DIRECTION: Make a verbatim copy of the entries below; pictures stay out.

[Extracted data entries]
◆ ◆ ◆ ◆ ◆

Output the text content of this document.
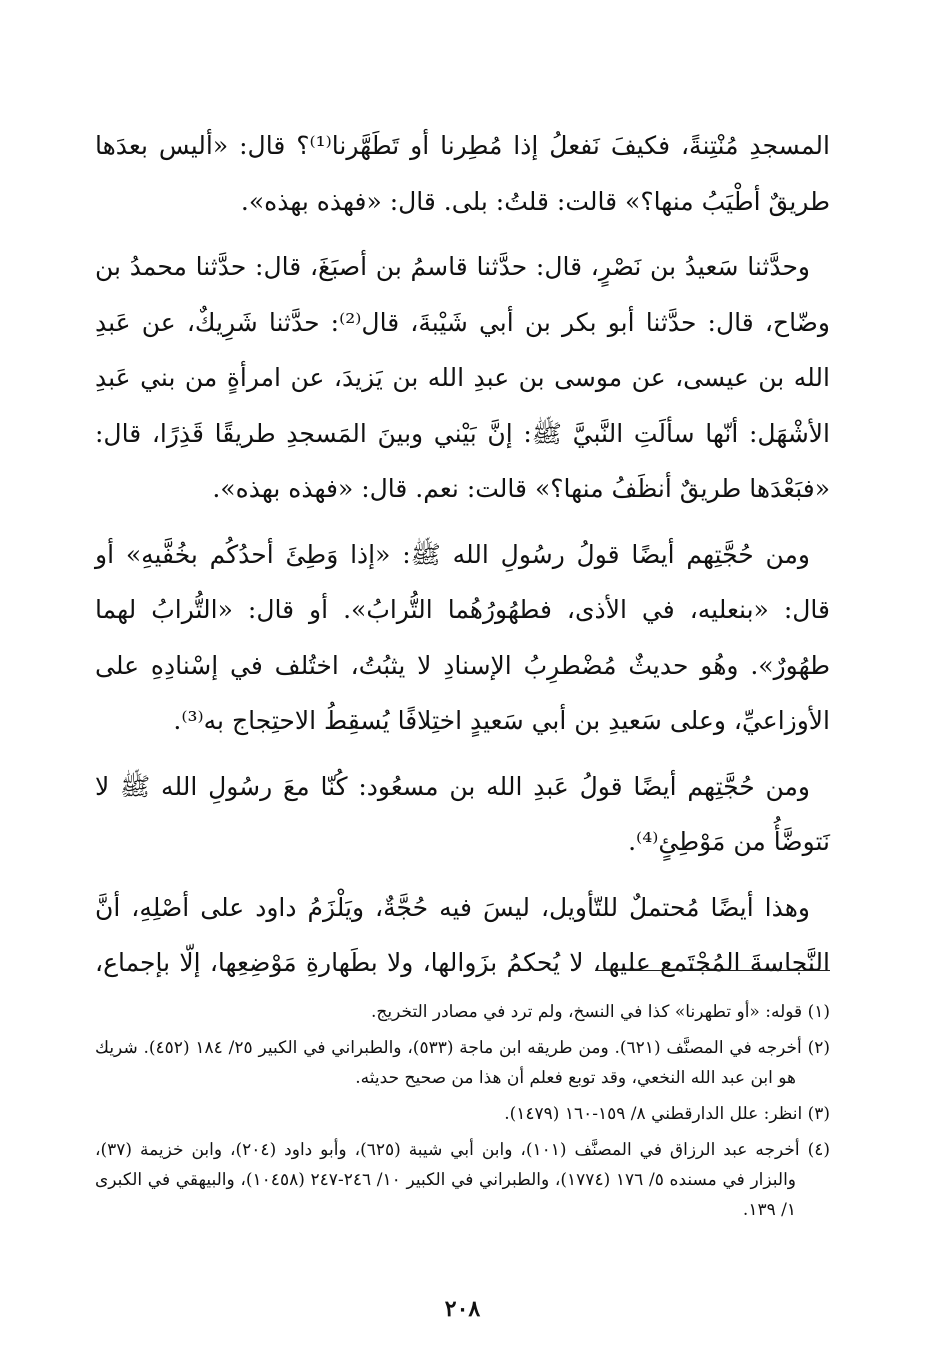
المسجدِ مُنْتِنةً، فكيفَ نَفعلُ إذا مُطِرنا أو تَطَهَّرنا⁽¹⁾؟ قال: «أليس بعدَها طريقٌ أطْيَبُ منها؟» قالت: قلتُ: بلى. قال: «فهذه بهذه».

وحدَّثنا سَعيدُ بن نَصْرٍ، قال: حدَّثنا قاسمُ بن أصبَغَ، قال: حدَّثنا محمدُ بن وضّاح، قال: حدَّثنا أبو بكر بن أبي شَيْبةَ، قال⁽²⁾: حدَّثنا شَرِيكٌ، عن عَبدِ الله بن عيسى، عن موسى بن عبدِ الله بن يَزيدَ، عن امرأةٍ من بني عَبدِ الأشْهَل: أنّها سألَتِ النَّبيَّ ﷺ: إنَّ بَيْني وبينَ المَسجدِ طريقًا قَذِرًا، قال: «فبَعْدَها طريقٌ أنظَفُ منها؟» قالت: نعم. قال: «فهذه بهذه».

ومن حُجَّتِهم أيضًا قولُ رسُولِ الله ﷺ: «إذا وَطِئَ أحدُكُم بخُفَّيهِ» أو قال: «بنعليه، في الأذى، فطهُورُهُما التُّرابُ». أو قال: «التُّرابُ لهما طهُورٌ». وهُو حديثٌ مُضْطرِبُ الإسنادِ لا يثبُتُ، اختُلف في إسْنادِهِ على الأوزاعيِّ، وعلى سَعيدِ بن أبي سَعيدٍ اختِلافًا يُسقِطُ الاحتِجاج به⁽³⁾.

ومن حُجَّتِهم أيضًا قولُ عَبدِ الله بن مسعُود: كُنّا معَ رسُولِ الله ﷺ لا نَتوضَّأُ من مَوْطِئٍ⁽⁴⁾.

وهذا أيضًا مُحتملٌ للتّأويل، ليسَ فيه حُجَّةٌ، ويَلْزَمُ داود على أصْلِهِ، أنَّ النَّجاسةَ المُجْتَمع عليها، لا يُحكمُ بزَوالها، ولا بطَهارةِ مَوْضِعِها، إلّا بإجماع،

(١) قوله: «أو تطهرنا» كذا في النسخ، ولم ترد في مصادر التخريج.
(٢) أخرجه في المصنَّف (٦٢١). ومن طريقه ابن ماجة (٥٣٣)، والطبراني في الكبير ٢٥/ ١٨٤ (٤٥٢). شريك هو ابن عبد الله النخعي، وقد توبع فعلم أن هذا من صحيح حديثه.
(٣) انظر: علل الدارقطني ٨/ ١٥٩-١٦٠ (١٤٧٩).
(٤) أخرجه عبد الرزاق في المصنَّف (١٠١)، وابن أبي شيبة (٦٢٥)، وأبو داود (٢٠٤)، وابن خزيمة (٣٧)، والبزار في مسنده ٥/ ١٧٦ (١٧٧٤)، والطبراني في الكبير ١٠/ ٢٤٦-٢٤٧ (١٠٤٥٨)، والبيهقي في الكبرى ١/ ١٣٩.
٢٠٨
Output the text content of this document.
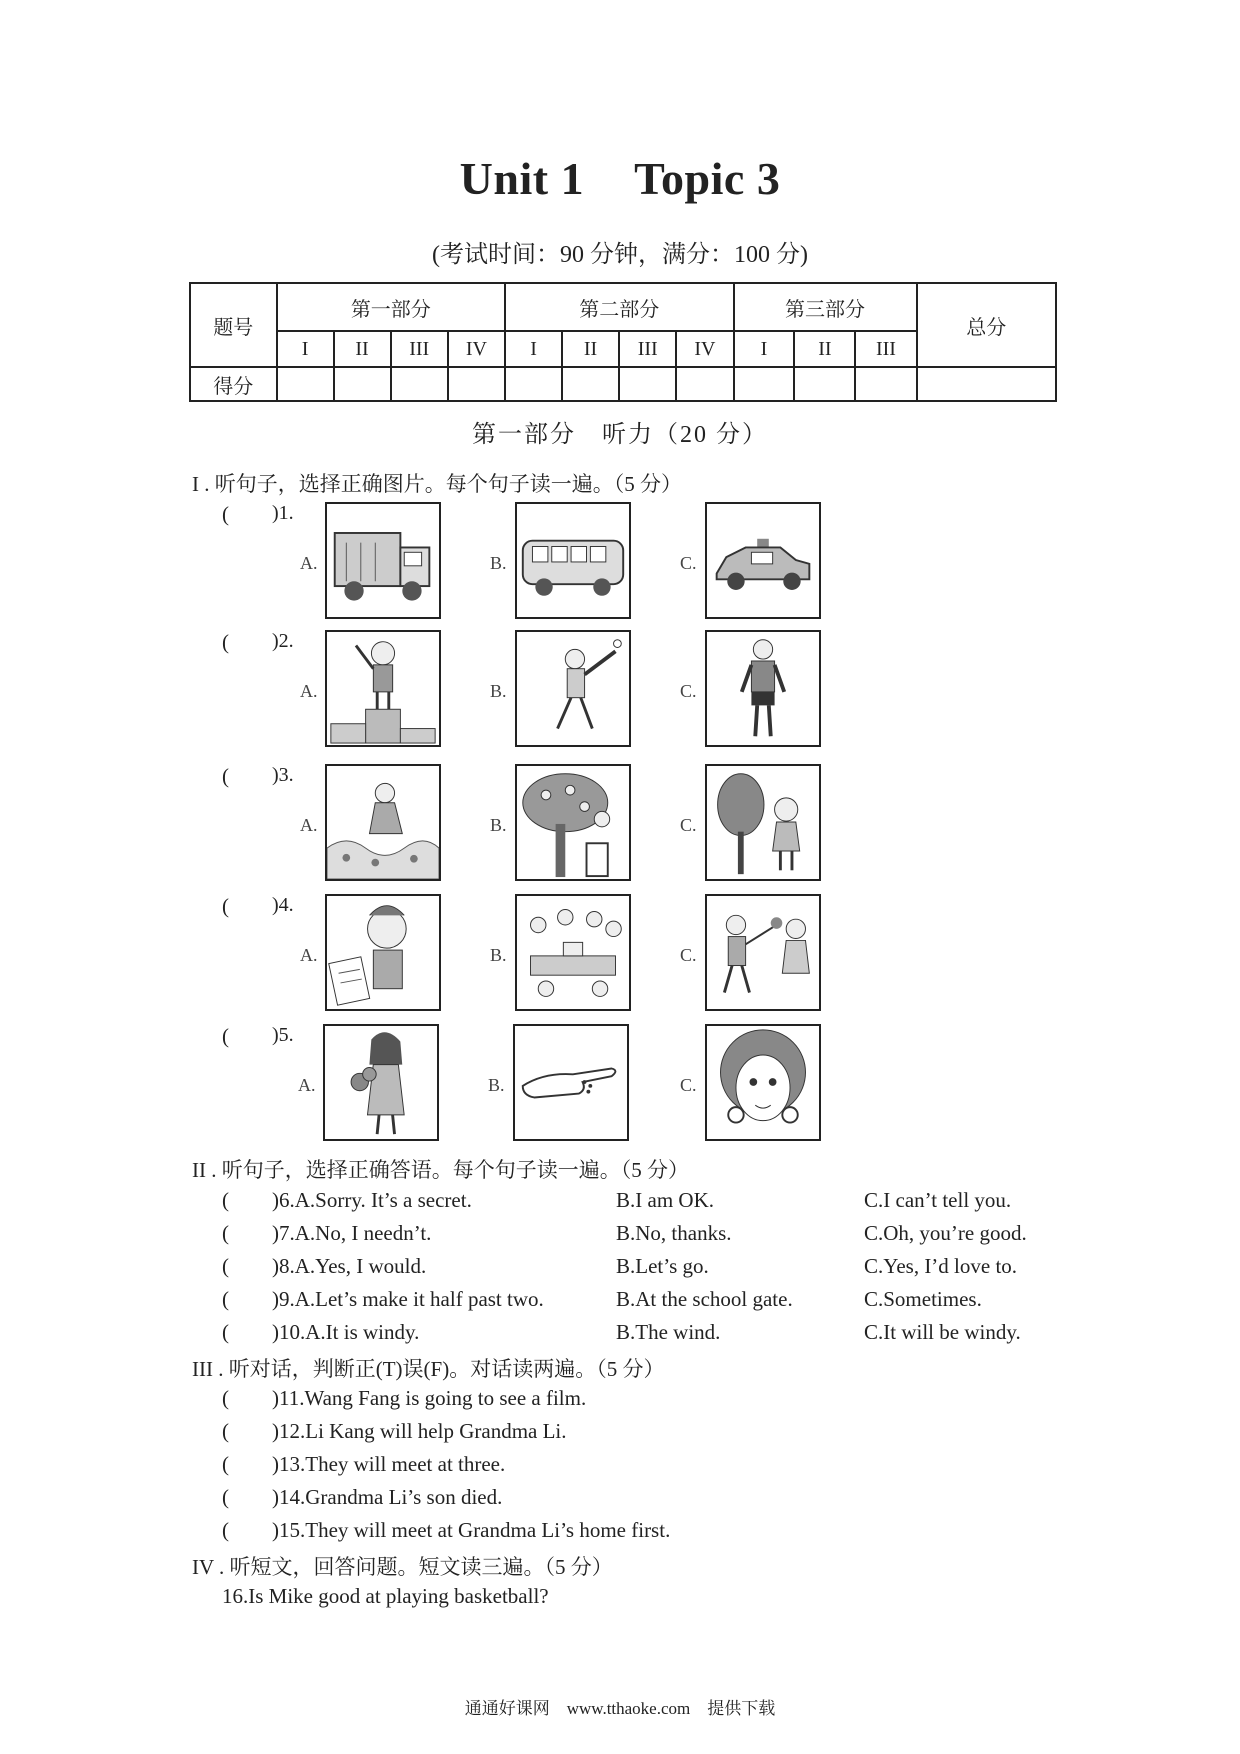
Unit 1 Topic 3
(考试时间：90 分钟，满分：100 分)
题号	第一部分				第二部分				第三部分			总分
	I	II	III	IV	I	II	III	IV	I	II	III	
得分												
第一部分　听力（20 分）
I . 听句子，选择正确图片。每个句子读一遍。（5 分）
( )1.
A.	B.	C.
( )2.
A.	B.	C.
( )3.
A.	B.	C.
( )4.
A.	B.	C.
( )5.
A.	B.	C.
II . 听句子，选择正确答语。每个句子读一遍。（5 分）
( )6.A.Sorry. It’s a secret.	B.I am OK.	C.I can’t tell you.
( )7.A.No, I needn’t.	B.No, thanks.	C.Oh, you’re good.
( )8.A.Yes, I would.	B.Let’s go.	C.Yes, I’d love to.
( )9.A.Let’s make it half past two.	B.At the school gate.	C.Sometimes.
( )10.A.It is windy.	B.The wind.	C.It will be windy.
III . 听对话，判断正(T)误(F)。对话读两遍。（5 分）
( )11.Wang Fang is going to see a film.
( )12.Li Kang will help Grandma Li.
( )13.They will meet at three.
( )14.Grandma Li’s son died.
( )15.They will meet at Grandma Li’s home first.
IV . 听短文，回答问题。短文读三遍。（5 分）
16.Is Mike good at playing basketball?
通通好课网　www.tthaoke.com　提供下载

◆ ◆ ◆ ◆ ◆

FULL RESPONSE:
Output the text content of this document.
المسجدِ مُنْتِنةً، فكيفَ نَفعلُ إذا مُطِرنا أو تَطَهَّرنا⁽¹⁾؟ قال: «أليس بعدَها طريقٌ أطْيَبُ منها؟» قالت: قلتُ: بلى. قال: «فهذه بهذه».

وحدَّثنا سَعيدُ بن نَصْرٍ، قال: حدَّثنا قاسمُ بن أصبَغَ، قال: حدَّثنا محمدُ بن وضّاح، قال: حدَّثنا أبو بكر بن أبي شَيْبةَ، قال⁽²⁾: حدَّثنا شَرِيكٌ، عن عَبدِ الله بن عيسى، عن موسى بن عبدِ الله بن يَزيدَ، عن امرأةٍ من بني عَبدِ الأشْهَل: أنّها سألَتِ النَّبيَّ ﷺ: إنَّ بَيْني وبينَ المَسجدِ طريقًا قَذِرًا، قال: «فبَعْدَها طريقٌ أنظَفُ منها؟» قالت: نعم. قال: «فهذه بهذه».

ومن حُجَّتِهم أيضًا قولُ رسُولِ الله ﷺ: «إذا وَطِئَ أحدُكُم بخُفَّيهِ» أو قال: «بنعليه، في الأذى، فطهُورُهُما التُّرابُ». أو قال: «التُّرابُ لهما طهُورٌ». وهُو حديثٌ مُضْطرِبُ الإسنادِ لا يثبُتُ، اختُلف في إسْنادِهِ على الأوزاعيِّ، وعلى سَعيدِ بن أبي سَعيدٍ اختِلافًا يُسقِطُ الاحتِجاج به⁽³⁾.

ومن حُجَّتِهم أيضًا قولُ عَبدِ الله بن مسعُود: كُنّا معَ رسُولِ الله ﷺ لا نَتوضَّأُ من مَوْطِئٍ⁽⁴⁾.

وهذا أيضًا مُحتملٌ للتّأويل، ليسَ فيه حُجَّةٌ، ويَلْزَمُ داود على أصْلِهِ، أنَّ النَّجاسةَ المُجْتَمع عليها، لا يُحكمُ بزَوالها، ولا بطَهارةِ مَوْضِعِها، إلّا بإجماع،

(١) قوله: «أو تطهرنا» كذا في النسخ، ولم ترد في مصادر التخريج.
(٢) أخرجه في المصنَّف (٦٢١). ومن طريقه ابن ماجة (٥٣٣)، والطبراني في الكبير ٢٥/ ١٨٤ (٤٥٢). شريك هو ابن عبد الله النخعي، وقد توبع فعلم أن هذا من صحيح حديثه.
(٣) انظر: علل الدارقطني ٨/ ١٥٩-١٦٠ (١٤٧٩).
(٤) أخرجه عبد الرزاق في المصنَّف (١٠١)، وابن أبي شيبة (٦٢٥)، وأبو داود (٢٠٤)، وابن خزيمة (٣٧)، والبزار في مسنده ٥/ ١٧٦ (١٧٧٤)، والطبراني في الكبير ١٠/ ٢٤٦-٢٤٧ (١٠٤٥٨)، والبيهقي في الكبرى ١/ ١٣٩.
٢٠٨
Output the text content of this document.
Unit 1 Topic 3
(考试时间：90 分钟，满分：100 分)
题号	第一部分				第二部分				第三部分			总分
	I	II	III	IV	I	II	III	IV	I	II	III	
得分												
第一部分　听力（20 分）
I . 听句子，选择正确图片。每个句子读一遍。（5 分）
( )1.
A.	B.	C.
( )2.
A.	B.	C.
( )3.
A.	B.	C.
( )4.
A.	B.	C.
( )5.
A.	B.	C.
II . 听句子，选择正确答语。每个句子读一遍。（5 分）
( )6.A.Sorry. It’s a secret.	B.I am OK.	C.I can’t tell you.
( )7.A.No, I needn’t.	B.No, thanks.	C.Oh, you’re good.
( )8.A.Yes, I would.	B.Let’s go.	C.Yes, I’d love to.
( )9.A.Let’s make it half past two.	B.At the school gate.	C.Sometimes.
( )10.A.It is windy.	B.The wind.	C.It will be windy.
III . 听对话，判断正(T)误(F)。对话读两遍。（5 分）
( )11.Wang Fang is going to see a film.
( )12.Li Kang will help Grandma Li.
( )13.They will meet at three.
( )14.Grandma Li’s son died.
( )15.They will meet at Grandma Li’s home first.
IV . 听短文，回答问题。短文读三遍。（5 分）
16.Is Mike good at playing basketball?
通通好课网　www.tthaoke.com　提供下载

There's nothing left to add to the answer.